--- START Record list ---

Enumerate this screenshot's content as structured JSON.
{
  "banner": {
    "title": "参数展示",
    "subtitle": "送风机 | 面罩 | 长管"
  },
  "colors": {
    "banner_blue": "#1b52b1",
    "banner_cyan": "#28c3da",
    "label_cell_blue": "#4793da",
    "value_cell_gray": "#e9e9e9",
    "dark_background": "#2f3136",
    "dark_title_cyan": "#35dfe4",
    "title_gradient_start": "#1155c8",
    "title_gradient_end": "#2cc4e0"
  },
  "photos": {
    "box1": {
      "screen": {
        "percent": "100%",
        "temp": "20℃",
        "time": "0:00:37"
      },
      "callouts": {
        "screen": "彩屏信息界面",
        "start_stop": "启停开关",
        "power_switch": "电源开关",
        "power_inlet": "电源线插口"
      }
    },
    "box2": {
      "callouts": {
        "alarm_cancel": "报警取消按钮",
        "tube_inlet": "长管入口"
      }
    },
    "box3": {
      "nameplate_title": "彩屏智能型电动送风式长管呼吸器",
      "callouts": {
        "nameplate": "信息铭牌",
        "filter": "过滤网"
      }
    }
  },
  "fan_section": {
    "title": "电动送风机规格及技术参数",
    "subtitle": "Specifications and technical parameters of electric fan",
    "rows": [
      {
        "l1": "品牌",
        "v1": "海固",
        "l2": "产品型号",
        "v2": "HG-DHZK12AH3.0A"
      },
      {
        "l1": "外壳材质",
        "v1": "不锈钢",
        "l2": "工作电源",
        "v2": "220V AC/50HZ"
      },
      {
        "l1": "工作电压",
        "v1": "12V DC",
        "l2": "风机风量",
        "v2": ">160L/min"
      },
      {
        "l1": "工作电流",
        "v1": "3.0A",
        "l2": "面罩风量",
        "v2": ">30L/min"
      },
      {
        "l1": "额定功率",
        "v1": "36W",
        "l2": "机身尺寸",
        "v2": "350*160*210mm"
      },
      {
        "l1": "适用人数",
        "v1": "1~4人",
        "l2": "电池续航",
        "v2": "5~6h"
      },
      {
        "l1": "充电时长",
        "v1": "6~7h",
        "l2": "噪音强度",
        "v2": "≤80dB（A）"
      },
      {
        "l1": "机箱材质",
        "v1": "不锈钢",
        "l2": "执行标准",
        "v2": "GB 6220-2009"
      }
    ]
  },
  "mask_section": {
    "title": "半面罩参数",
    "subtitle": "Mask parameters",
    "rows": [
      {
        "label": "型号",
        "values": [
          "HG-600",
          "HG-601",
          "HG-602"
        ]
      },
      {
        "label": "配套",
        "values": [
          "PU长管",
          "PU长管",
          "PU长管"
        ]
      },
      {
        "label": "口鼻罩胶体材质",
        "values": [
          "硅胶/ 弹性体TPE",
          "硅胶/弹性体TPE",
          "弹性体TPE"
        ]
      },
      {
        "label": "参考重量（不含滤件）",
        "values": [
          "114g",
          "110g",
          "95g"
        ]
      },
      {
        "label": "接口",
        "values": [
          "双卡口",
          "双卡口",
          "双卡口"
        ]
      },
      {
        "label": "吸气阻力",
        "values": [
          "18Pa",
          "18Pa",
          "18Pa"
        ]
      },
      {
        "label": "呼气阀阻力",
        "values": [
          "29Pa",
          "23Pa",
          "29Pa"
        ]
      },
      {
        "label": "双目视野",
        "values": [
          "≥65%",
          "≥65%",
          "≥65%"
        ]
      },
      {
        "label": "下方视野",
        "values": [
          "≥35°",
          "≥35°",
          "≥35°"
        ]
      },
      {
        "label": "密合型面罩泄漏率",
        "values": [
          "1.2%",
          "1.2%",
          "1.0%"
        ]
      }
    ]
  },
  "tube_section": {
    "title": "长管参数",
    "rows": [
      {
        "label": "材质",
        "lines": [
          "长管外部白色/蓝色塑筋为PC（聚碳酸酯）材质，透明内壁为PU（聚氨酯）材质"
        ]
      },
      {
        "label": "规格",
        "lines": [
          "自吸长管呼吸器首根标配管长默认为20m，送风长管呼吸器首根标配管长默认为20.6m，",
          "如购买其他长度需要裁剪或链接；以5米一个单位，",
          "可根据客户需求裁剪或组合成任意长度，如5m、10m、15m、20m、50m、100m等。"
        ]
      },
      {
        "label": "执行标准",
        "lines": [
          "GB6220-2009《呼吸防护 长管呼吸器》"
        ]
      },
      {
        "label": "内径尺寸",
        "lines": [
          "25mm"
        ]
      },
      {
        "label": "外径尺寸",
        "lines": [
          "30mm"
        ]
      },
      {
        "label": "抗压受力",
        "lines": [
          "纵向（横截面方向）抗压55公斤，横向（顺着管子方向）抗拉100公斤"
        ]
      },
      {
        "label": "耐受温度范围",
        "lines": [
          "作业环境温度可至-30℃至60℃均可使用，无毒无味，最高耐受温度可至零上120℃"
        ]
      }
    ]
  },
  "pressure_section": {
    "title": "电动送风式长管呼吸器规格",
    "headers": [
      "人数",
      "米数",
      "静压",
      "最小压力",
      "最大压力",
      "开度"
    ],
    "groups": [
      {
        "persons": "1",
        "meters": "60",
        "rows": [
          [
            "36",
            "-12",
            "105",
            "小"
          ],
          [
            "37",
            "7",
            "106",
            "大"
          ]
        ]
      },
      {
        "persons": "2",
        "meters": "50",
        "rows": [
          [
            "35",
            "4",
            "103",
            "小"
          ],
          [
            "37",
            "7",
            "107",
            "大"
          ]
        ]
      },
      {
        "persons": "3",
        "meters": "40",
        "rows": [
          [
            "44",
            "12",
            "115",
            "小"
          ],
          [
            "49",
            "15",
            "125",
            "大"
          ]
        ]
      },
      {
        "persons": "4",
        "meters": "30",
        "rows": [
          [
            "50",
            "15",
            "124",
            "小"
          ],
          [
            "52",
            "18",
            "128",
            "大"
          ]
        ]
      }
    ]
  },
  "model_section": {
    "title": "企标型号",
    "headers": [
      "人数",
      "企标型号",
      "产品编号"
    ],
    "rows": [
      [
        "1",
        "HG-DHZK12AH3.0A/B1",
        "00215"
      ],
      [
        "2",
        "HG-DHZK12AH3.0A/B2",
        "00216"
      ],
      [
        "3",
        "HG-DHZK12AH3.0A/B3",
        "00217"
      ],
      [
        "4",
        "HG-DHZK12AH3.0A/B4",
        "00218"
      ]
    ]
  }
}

--- END Record list ---

■ Exercise goal:
Write down all the entries again without a single difference.

■ Finished task:
Enumerate this screenshot's content as structured JSON.
{
  "banner": {
    "title": "参数展示",
    "subtitle": "送风机 | 面罩 | 长管"
  },
  "colors": {
    "banner_blue": "#1b52b1",
    "banner_cyan": "#28c3da",
    "label_cell_blue": "#4793da",
    "value_cell_gray": "#e9e9e9",
    "dark_background": "#2f3136",
    "dark_title_cyan": "#35dfe4",
    "title_gradient_start": "#1155c8",
    "title_gradient_end": "#2cc4e0"
  },
  "photos": {
    "box1": {
      "screen": {
        "percent": "100%",
        "temp": "20℃",
        "time": "0:00:37"
      },
      "callouts": {
        "screen": "彩屏信息界面",
        "start_stop": "启停开关",
        "power_switch": "电源开关",
        "power_inlet": "电源线插口"
      }
    },
    "box2": {
      "callouts": {
        "alarm_cancel": "报警取消按钮",
        "tube_inlet": "长管入口"
      }
    },
    "box3": {
      "nameplate_title": "彩屏智能型电动送风式长管呼吸器",
      "callouts": {
        "nameplate": "信息铭牌",
        "filter": "过滤网"
      }
    }
  },
  "fan_section": {
    "title": "电动送风机规格及技术参数",
    "subtitle": "Specifications and technical parameters of electric fan",
    "rows": [
      {
        "l1": "品牌",
        "v1": "海固",
        "l2": "产品型号",
        "v2": "HG-DHZK12AH3.0A"
      },
      {
        "l1": "外壳材质",
        "v1": "不锈钢",
        "l2": "工作电源",
        "v2": "220V AC/50HZ"
      },
      {
        "l1": "工作电压",
        "v1": "12V DC",
        "l2": "风机风量",
        "v2": ">160L/min"
      },
      {
        "l1": "工作电流",
        "v1": "3.0A",
        "l2": "面罩风量",
        "v2": ">30L/min"
      },
      {
        "l1": "额定功率",
        "v1": "36W",
        "l2": "机身尺寸",
        "v2": "350*160*210mm"
      },
      {
        "l1": "适用人数",
        "v1": "1~4人",
        "l2": "电池续航",
        "v2": "5~6h"
      },
      {
        "l1": "充电时长",
        "v1": "6~7h",
        "l2": "噪音强度",
        "v2": "≤80dB（A）"
      },
      {
        "l1": "机箱材质",
        "v1": "不锈钢",
        "l2": "执行标准",
        "v2": "GB 6220-2009"
      }
    ]
  },
  "mask_section": {
    "title": "半面罩参数",
    "subtitle": "Mask parameters",
    "rows": [
      {
        "label": "型号",
        "values": [
          "HG-600",
          "HG-601",
          "HG-602"
        ]
      },
      {
        "label": "配套",
        "values": [
          "PU长管",
          "PU长管",
          "PU长管"
        ]
      },
      {
        "label": "口鼻罩胶体材质",
        "values": [
          "硅胶/ 弹性体TPE",
          "硅胶/弹性体TPE",
          "弹性体TPE"
        ]
      },
      {
        "label": "参考重量（不含滤件）",
        "values": [
          "114g",
          "110g",
          "95g"
        ]
      },
      {
        "label": "接口",
        "values": [
          "双卡口",
          "双卡口",
          "双卡口"
        ]
      },
      {
        "label": "吸气阻力",
        "values": [
          "18Pa",
          "18Pa",
          "18Pa"
        ]
      },
      {
        "label": "呼气阀阻力",
        "values": [
          "29Pa",
          "23Pa",
          "29Pa"
        ]
      },
      {
        "label": "双目视野",
        "values": [
          "≥65%",
          "≥65%",
          "≥65%"
        ]
      },
      {
        "label": "下方视野",
        "values": [
          "≥35°",
          "≥35°",
          "≥35°"
        ]
      },
      {
        "label": "密合型面罩泄漏率",
        "values": [
          "1.2%",
          "1.2%",
          "1.0%"
        ]
      }
    ]
  },
  "tube_section": {
    "title": "长管参数",
    "rows": [
      {
        "label": "材质",
        "lines": [
          "长管外部白色/蓝色塑筋为PC（聚碳酸酯）材质，透明内壁为PU（聚氨酯）材质"
        ]
      },
      {
        "label": "规格",
        "lines": [
          "自吸长管呼吸器首根标配管长默认为20m，送风长管呼吸器首根标配管长默认为20.6m，",
          "如购买其他长度需要裁剪或链接；以5米一个单位，",
          "可根据客户需求裁剪或组合成任意长度，如5m、10m、15m、20m、50m、100m等。"
        ]
      },
      {
        "label": "执行标准",
        "lines": [
          "GB6220-2009《呼吸防护 长管呼吸器》"
        ]
      },
      {
        "label": "内径尺寸",
        "lines": [
          "25mm"
        ]
      },
      {
        "label": "外径尺寸",
        "lines": [
          "30mm"
        ]
      },
      {
        "label": "抗压受力",
        "lines": [
          "纵向（横截面方向）抗压55公斤，横向（顺着管子方向）抗拉100公斤"
        ]
      },
      {
        "label": "耐受温度范围",
        "lines": [
          "作业环境温度可至-30℃至60℃均可使用，无毒无味，最高耐受温度可至零上120℃"
        ]
      }
    ]
  },
  "pressure_section": {
    "title": "电动送风式长管呼吸器规格",
    "headers": [
      "人数",
      "米数",
      "静压",
      "最小压力",
      "最大压力",
      "开度"
    ],
    "groups": [
      {
        "persons": "1",
        "meters": "60",
        "rows": [
          [
            "36",
            "-12",
            "105",
            "小"
          ],
          [
            "37",
            "7",
            "106",
            "大"
          ]
        ]
      },
      {
        "persons": "2",
        "meters": "50",
        "rows": [
          [
            "35",
            "4",
            "103",
            "小"
          ],
          [
            "37",
            "7",
            "107",
            "大"
          ]
        ]
      },
      {
        "persons": "3",
        "meters": "40",
        "rows": [
          [
            "44",
            "12",
            "115",
            "小"
          ],
          [
            "49",
            "15",
            "125",
            "大"
          ]
        ]
      },
      {
        "persons": "4",
        "meters": "30",
        "rows": [
          [
            "50",
            "15",
            "124",
            "小"
          ],
          [
            "52",
            "18",
            "128",
            "大"
          ]
        ]
      }
    ]
  },
  "model_section": {
    "title": "企标型号",
    "headers": [
      "人数",
      "企标型号",
      "产品编号"
    ],
    "rows": [
      [
        "1",
        "HG-DHZK12AH3.0A/B1",
        "00215"
      ],
      [
        "2",
        "HG-DHZK12AH3.0A/B2",
        "00216"
      ],
      [
        "3",
        "HG-DHZK12AH3.0A/B3",
        "00217"
      ],
      [
        "4",
        "HG-DHZK12AH3.0A/B4",
        "00218"
      ]
    ]
  }
}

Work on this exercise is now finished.